> _Brief_:
Please switch "traffic-lights" to "window-controls" in the data, from the first line up to and including the line with "access-banner: Only members", and give those lines again with everything else unchanged.

> _Data shown_:
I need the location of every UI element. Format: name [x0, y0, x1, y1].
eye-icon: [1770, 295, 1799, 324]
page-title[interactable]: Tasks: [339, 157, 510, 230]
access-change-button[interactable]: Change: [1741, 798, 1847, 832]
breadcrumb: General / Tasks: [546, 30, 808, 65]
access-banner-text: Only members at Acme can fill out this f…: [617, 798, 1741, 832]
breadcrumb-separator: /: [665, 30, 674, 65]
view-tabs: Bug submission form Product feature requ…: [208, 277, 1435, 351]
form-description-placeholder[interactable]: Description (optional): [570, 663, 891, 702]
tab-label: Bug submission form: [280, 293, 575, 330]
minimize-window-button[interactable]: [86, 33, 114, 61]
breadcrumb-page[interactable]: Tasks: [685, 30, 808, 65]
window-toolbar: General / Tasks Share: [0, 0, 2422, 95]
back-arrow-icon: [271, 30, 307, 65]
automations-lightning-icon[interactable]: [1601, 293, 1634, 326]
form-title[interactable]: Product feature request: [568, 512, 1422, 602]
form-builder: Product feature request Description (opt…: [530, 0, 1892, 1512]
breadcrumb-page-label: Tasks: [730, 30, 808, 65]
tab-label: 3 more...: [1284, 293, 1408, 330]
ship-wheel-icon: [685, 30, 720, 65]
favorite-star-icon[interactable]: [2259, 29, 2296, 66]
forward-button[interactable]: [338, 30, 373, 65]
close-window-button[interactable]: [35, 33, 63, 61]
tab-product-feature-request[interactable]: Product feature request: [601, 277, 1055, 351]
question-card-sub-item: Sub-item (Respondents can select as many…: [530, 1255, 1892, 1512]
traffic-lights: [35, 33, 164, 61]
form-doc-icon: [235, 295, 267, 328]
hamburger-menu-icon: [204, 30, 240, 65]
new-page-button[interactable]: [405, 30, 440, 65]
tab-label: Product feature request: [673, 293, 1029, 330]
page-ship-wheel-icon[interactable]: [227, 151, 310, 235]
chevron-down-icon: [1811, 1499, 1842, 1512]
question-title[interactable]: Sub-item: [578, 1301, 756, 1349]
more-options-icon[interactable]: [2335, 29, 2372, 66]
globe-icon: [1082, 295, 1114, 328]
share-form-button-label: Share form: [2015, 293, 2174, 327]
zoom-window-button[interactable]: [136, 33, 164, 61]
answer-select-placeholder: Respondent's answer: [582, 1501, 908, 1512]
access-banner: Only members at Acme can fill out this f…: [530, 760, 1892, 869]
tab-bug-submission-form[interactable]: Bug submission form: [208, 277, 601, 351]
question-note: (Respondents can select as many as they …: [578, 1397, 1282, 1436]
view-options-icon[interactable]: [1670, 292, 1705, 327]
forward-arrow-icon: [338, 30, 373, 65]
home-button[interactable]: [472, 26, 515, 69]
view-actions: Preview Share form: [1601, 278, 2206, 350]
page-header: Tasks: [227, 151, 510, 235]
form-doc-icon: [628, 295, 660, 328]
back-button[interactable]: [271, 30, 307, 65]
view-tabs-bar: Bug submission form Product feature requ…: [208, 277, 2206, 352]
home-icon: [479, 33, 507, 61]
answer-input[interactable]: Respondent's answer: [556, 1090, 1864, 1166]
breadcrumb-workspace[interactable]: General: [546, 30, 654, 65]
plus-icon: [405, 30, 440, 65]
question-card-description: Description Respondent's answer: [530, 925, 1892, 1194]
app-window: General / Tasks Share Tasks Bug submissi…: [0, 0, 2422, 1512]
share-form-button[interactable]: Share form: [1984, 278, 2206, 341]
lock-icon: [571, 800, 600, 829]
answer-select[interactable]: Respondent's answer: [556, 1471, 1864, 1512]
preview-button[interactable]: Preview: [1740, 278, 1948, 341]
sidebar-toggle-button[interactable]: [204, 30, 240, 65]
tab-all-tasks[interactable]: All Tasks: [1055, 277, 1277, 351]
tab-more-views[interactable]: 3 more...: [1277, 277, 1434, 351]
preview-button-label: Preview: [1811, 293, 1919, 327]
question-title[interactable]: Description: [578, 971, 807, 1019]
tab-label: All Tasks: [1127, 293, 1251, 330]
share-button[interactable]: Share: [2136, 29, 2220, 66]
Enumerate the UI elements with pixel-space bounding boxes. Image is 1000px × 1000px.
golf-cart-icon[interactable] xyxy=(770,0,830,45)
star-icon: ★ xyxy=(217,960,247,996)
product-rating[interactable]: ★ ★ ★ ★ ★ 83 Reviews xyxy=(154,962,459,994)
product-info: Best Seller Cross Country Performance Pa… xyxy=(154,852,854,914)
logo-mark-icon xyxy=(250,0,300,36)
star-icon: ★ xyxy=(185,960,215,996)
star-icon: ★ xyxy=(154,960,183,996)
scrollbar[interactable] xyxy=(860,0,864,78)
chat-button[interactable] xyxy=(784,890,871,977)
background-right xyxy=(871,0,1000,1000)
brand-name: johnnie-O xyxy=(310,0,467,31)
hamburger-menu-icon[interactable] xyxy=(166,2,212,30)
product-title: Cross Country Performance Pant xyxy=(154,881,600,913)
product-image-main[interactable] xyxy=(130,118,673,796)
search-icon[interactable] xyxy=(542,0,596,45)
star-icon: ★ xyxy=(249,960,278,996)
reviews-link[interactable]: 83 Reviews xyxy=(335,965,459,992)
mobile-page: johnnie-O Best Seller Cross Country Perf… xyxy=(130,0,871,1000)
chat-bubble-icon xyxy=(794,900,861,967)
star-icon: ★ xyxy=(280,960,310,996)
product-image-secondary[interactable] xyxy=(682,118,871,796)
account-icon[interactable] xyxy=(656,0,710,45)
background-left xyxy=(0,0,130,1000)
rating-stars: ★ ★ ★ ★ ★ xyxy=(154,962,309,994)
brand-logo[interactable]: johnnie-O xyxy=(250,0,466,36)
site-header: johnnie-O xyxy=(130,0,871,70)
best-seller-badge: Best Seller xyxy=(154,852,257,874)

> _Exercise response_:
I need the location of every UI element. Format: name [x0, y0, x1, y1].
eye-icon: [1770, 295, 1799, 324]
page-title[interactable]: Tasks: [339, 157, 510, 230]
access-change-button[interactable]: Change: [1741, 798, 1847, 832]
breadcrumb: General / Tasks: [546, 30, 808, 65]
access-banner-text: Only members at Acme can fill out this f…: [617, 798, 1741, 832]
breadcrumb-separator: /: [665, 30, 674, 65]
view-tabs: Bug submission form Product feature requ…: [208, 277, 1435, 351]
form-description-placeholder[interactable]: Description (optional): [570, 663, 891, 702]
tab-label: Bug submission form: [280, 293, 575, 330]
minimize-window-button[interactable]: [86, 33, 114, 61]
breadcrumb-page[interactable]: Tasks: [685, 30, 808, 65]
window-toolbar: General / Tasks Share: [0, 0, 2422, 95]
back-arrow-icon: [271, 30, 307, 65]
automations-lightning-icon[interactable]: [1601, 293, 1634, 326]
form-title[interactable]: Product feature request: [568, 512, 1422, 602]
form-builder: Product feature request Description (opt…: [530, 0, 1892, 1512]
breadcrumb-page-label: Tasks: [730, 30, 808, 65]
tab-label: 3 more...: [1284, 293, 1408, 330]
ship-wheel-icon: [685, 30, 720, 65]
favorite-star-icon[interactable]: [2259, 29, 2296, 66]
forward-button[interactable]: [338, 30, 373, 65]
close-window-button[interactable]: [35, 33, 63, 61]
tab-product-feature-request[interactable]: Product feature request: [601, 277, 1055, 351]
question-card-sub-item: Sub-item (Respondents can select as many…: [530, 1255, 1892, 1512]
window-controls: [35, 33, 164, 61]
form-doc-icon: [235, 295, 267, 328]
hamburger-menu-icon: [204, 30, 240, 65]
new-page-button[interactable]: [405, 30, 440, 65]
tab-label: Product feature request: [673, 293, 1029, 330]
page-ship-wheel-icon[interactable]: [227, 151, 310, 235]
chevron-down-icon: [1811, 1499, 1842, 1512]
question-title[interactable]: Sub-item: [578, 1301, 756, 1349]
more-options-icon[interactable]: [2335, 29, 2372, 66]
globe-icon: [1082, 295, 1114, 328]
share-form-button-label: Share form: [2015, 293, 2174, 327]
zoom-window-button[interactable]: [136, 33, 164, 61]
answer-select-placeholder: Respondent's answer: [582, 1501, 908, 1512]
access-banner: Only members at Acme can fill out this f…: [530, 760, 1892, 869]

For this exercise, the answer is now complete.